Exercise - Rewrite all of the entries below with every "starred-item-time" replaced by "star-timestamp", keeping everything else the same and leaving out the pictures.

Recorded information -

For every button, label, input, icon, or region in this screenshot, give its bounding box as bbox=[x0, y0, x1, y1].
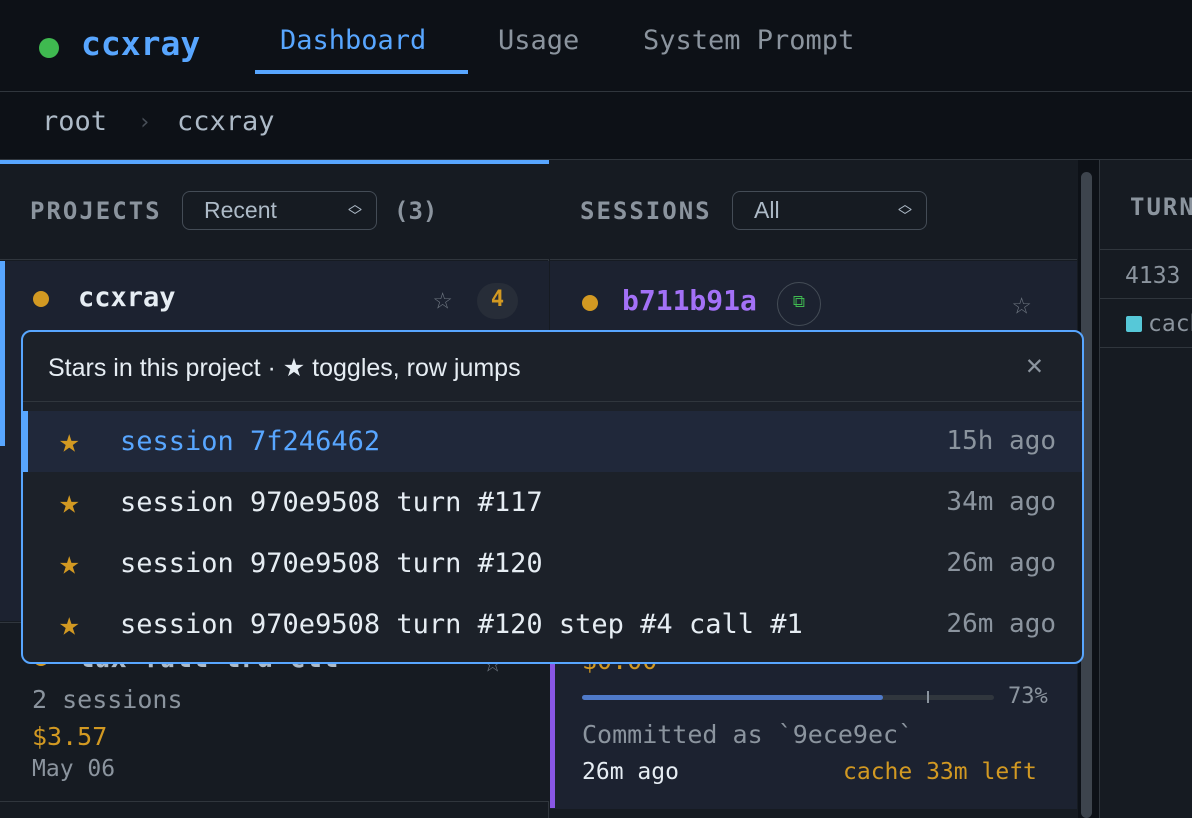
starred-item-label: session 970e9508 turn #120 bbox=[120, 548, 543, 579]
app-title: ccxray bbox=[81, 24, 201, 63]
projects-sort-value: Recent bbox=[204, 197, 277, 223]
project-name: ccxray bbox=[78, 282, 176, 313]
select-chevron-icon: ︿ ﹀ bbox=[898, 196, 912, 224]
progress-threshold-marker bbox=[927, 691, 929, 703]
project-selected-accent bbox=[0, 261, 5, 446]
cache-legend-swatch bbox=[1126, 316, 1142, 332]
copy-icon[interactable]: ⧉ bbox=[777, 282, 821, 326]
stars-popover: Stars in this project · ★ toggles, row j… bbox=[21, 330, 1084, 664]
projects-count: (3) bbox=[394, 197, 438, 225]
starred-item-label: session 970e9508 turn #117 bbox=[120, 487, 543, 518]
popover-title: Stars in this project · ★ toggles, row j… bbox=[48, 354, 521, 382]
session-id[interactable]: b711b91a bbox=[622, 284, 757, 317]
star-filled-icon[interactable]: ★ bbox=[59, 482, 79, 522]
turns-divider bbox=[1100, 298, 1192, 299]
starred-item-time: 15h ago bbox=[946, 426, 1056, 456]
project-status-dot bbox=[33, 291, 49, 307]
turns-divider bbox=[1100, 347, 1192, 348]
starred-item[interactable]: ★ session 970e9508 turn #117 34m ago bbox=[23, 472, 1082, 533]
status-indicator bbox=[39, 38, 59, 58]
starred-item[interactable]: ★ session 970e9508 turn #120 step #4 cal… bbox=[23, 594, 1082, 655]
star-count-badge: 4 bbox=[477, 283, 518, 319]
projects-sort-select[interactable]: Recent ︿ ﹀ bbox=[182, 191, 377, 230]
starred-item-time: 26m ago bbox=[946, 548, 1056, 578]
turns-value: 4133 bbox=[1125, 263, 1181, 289]
turns-panel bbox=[1099, 160, 1192, 818]
tab-system-prompt[interactable]: System Prompt bbox=[643, 25, 854, 56]
cache-remaining: cache 33m left bbox=[843, 759, 1037, 785]
project-date: May 06 bbox=[32, 756, 116, 782]
turns-title: TURN bbox=[1130, 193, 1192, 221]
active-tab-underline bbox=[255, 70, 468, 74]
breadcrumb-separator-icon: › bbox=[138, 110, 152, 135]
star-filled-icon[interactable]: ★ bbox=[59, 604, 79, 644]
tab-dashboard[interactable]: Dashboard bbox=[280, 25, 426, 56]
starred-item-label: session 970e9508 turn #120 step #4 call … bbox=[120, 609, 803, 640]
select-chevron-icon: ︿ ﹀ bbox=[348, 196, 362, 224]
starred-item-label: session 7f246462 bbox=[120, 426, 381, 457]
session-status-dot bbox=[582, 295, 598, 311]
star-outline-icon[interactable]: ☆ bbox=[433, 279, 452, 317]
sessions-filter-value: All bbox=[754, 197, 780, 223]
tab-usage[interactable]: Usage bbox=[498, 25, 579, 56]
commit-message: Committed as `9ece9ec` bbox=[582, 720, 914, 749]
project-session-count: 2 sessions bbox=[32, 685, 183, 714]
star-outline-icon[interactable]: ☆ bbox=[1012, 284, 1031, 322]
turns-legend-label: cach bbox=[1148, 311, 1192, 337]
context-progress-label: 73% bbox=[1008, 684, 1048, 709]
starred-item[interactable]: ★ session 970e9508 turn #120 26m ago bbox=[23, 533, 1082, 594]
breadcrumb-root[interactable]: root bbox=[42, 106, 107, 137]
close-icon[interactable]: ✕ bbox=[1026, 348, 1043, 381]
project-cost: $3.57 bbox=[32, 722, 108, 751]
session-time: 26m ago bbox=[582, 759, 679, 785]
starred-item-selected-accent bbox=[23, 411, 28, 472]
context-progress-fill bbox=[582, 695, 883, 700]
star-filled-icon[interactable]: ★ bbox=[59, 421, 79, 461]
session-card-accent bbox=[550, 640, 555, 808]
starred-item-time: 34m ago bbox=[946, 487, 1056, 517]
star-filled-icon[interactable]: ★ bbox=[59, 543, 79, 583]
breadcrumb-current: ccxray bbox=[177, 106, 275, 137]
sessions-title: SESSIONS bbox=[580, 197, 712, 225]
starred-item[interactable]: ★ session 7f246462 15h ago bbox=[23, 411, 1082, 472]
sessions-filter-select[interactable]: All ︿ ﹀ bbox=[732, 191, 927, 230]
popover-header: Stars in this project · ★ toggles, row j… bbox=[23, 332, 1082, 402]
context-progress-bar bbox=[582, 695, 994, 700]
starred-item-time: 26m ago bbox=[946, 609, 1056, 639]
projects-title: PROJECTS bbox=[30, 197, 162, 225]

Task result -
For every button, label, input, icon, or region in this screenshot, give its bounding box as bbox=[x0, y0, x1, y1].
starred-item-label: session 970e9508 turn #120 bbox=[120, 548, 543, 579]
app-title: ccxray bbox=[81, 24, 201, 63]
projects-sort-value: Recent bbox=[204, 197, 277, 223]
project-name: ccxray bbox=[78, 282, 176, 313]
select-chevron-icon: ︿ ﹀ bbox=[898, 196, 912, 224]
progress-threshold-marker bbox=[927, 691, 929, 703]
project-selected-accent bbox=[0, 261, 5, 446]
cache-legend-swatch bbox=[1126, 316, 1142, 332]
copy-icon[interactable]: ⧉ bbox=[777, 282, 821, 326]
stars-popover: Stars in this project · ★ toggles, row j… bbox=[21, 330, 1084, 664]
projects-count: (3) bbox=[394, 197, 438, 225]
starred-item-label: session 970e9508 turn #117 bbox=[120, 487, 543, 518]
popover-title: Stars in this project · ★ toggles, row j… bbox=[48, 354, 521, 382]
session-id[interactable]: b711b91a bbox=[622, 284, 757, 317]
star-filled-icon[interactable]: ★ bbox=[59, 482, 79, 522]
turns-divider bbox=[1100, 298, 1192, 299]
star-timestamp: 15h ago bbox=[946, 426, 1056, 456]
project-status-dot bbox=[33, 291, 49, 307]
turns-divider bbox=[1100, 347, 1192, 348]
starred-item[interactable]: ★ session 970e9508 turn #117 34m ago bbox=[23, 472, 1082, 533]
status-indicator bbox=[39, 38, 59, 58]
starred-item[interactable]: ★ session 970e9508 turn #120 step #4 cal… bbox=[23, 594, 1082, 655]
star-count-badge: 4 bbox=[477, 283, 518, 319]
projects-sort-select[interactable]: Recent ︿ ﹀ bbox=[182, 191, 377, 230]
star-timestamp: 26m ago bbox=[946, 548, 1056, 578]
turns-value: 4133 bbox=[1125, 263, 1181, 289]
turns-panel bbox=[1099, 160, 1192, 818]
tab-system-prompt[interactable]: System Prompt bbox=[643, 25, 854, 56]
cache-remaining: cache 33m left bbox=[843, 759, 1037, 785]
project-date: May 06 bbox=[32, 756, 116, 782]
turns-title: TURN bbox=[1130, 193, 1192, 221]
active-tab-underline bbox=[255, 70, 468, 74]
breadcrumb-separator-icon: › bbox=[138, 110, 152, 135]
star-filled-icon[interactable]: ★ bbox=[59, 604, 79, 644]
tab-dashboard[interactable]: Dashboard bbox=[280, 25, 426, 56]
starred-item-label: session 970e9508 turn #120 step #4 call … bbox=[120, 609, 803, 640]
select-chevron-icon: ︿ ﹀ bbox=[348, 196, 362, 224]
starred-item-label: session 7f246462 bbox=[120, 426, 381, 457]
session-status-dot bbox=[582, 295, 598, 311]
star-outline-icon[interactable]: ☆ bbox=[433, 279, 452, 317]
sessions-filter-value: All bbox=[754, 197, 780, 223]
tab-usage[interactable]: Usage bbox=[498, 25, 579, 56]
commit-message: Committed as `9ece9ec` bbox=[582, 720, 914, 749]
project-session-count: 2 sessions bbox=[32, 685, 183, 714]
star-outline-icon[interactable]: ☆ bbox=[1012, 284, 1031, 322]
turns-legend-label: cach bbox=[1148, 311, 1192, 337]
context-progress-label: 73% bbox=[1008, 684, 1048, 709]
starred-item[interactable]: ★ session 970e9508 turn #120 26m ago bbox=[23, 533, 1082, 594]
breadcrumb-root[interactable]: root bbox=[42, 106, 107, 137]
close-icon[interactable]: ✕ bbox=[1026, 348, 1043, 381]
project-cost: $3.57 bbox=[32, 722, 108, 751]
session-time: 26m ago bbox=[582, 759, 679, 785]
starred-item-selected-accent bbox=[23, 411, 28, 472]
context-progress-fill bbox=[582, 695, 883, 700]
star-filled-icon[interactable]: ★ bbox=[59, 421, 79, 461]
session-card-accent bbox=[550, 640, 555, 808]
star-timestamp: 34m ago bbox=[946, 487, 1056, 517]
star-filled-icon[interactable]: ★ bbox=[59, 543, 79, 583]
breadcrumb-current: ccxray bbox=[177, 106, 275, 137]
sessions-title: SESSIONS bbox=[580, 197, 712, 225]
starred-item[interactable]: ★ session 7f246462 15h ago bbox=[23, 411, 1082, 472]
sessions-filter-select[interactable]: All ︿ ﹀ bbox=[732, 191, 927, 230]
popover-header: Stars in this project · ★ toggles, row j… bbox=[23, 332, 1082, 402]
context-progress-bar bbox=[582, 695, 994, 700]
star-timestamp: 26m ago bbox=[946, 609, 1056, 639]
projects-title: PROJECTS bbox=[30, 197, 162, 225]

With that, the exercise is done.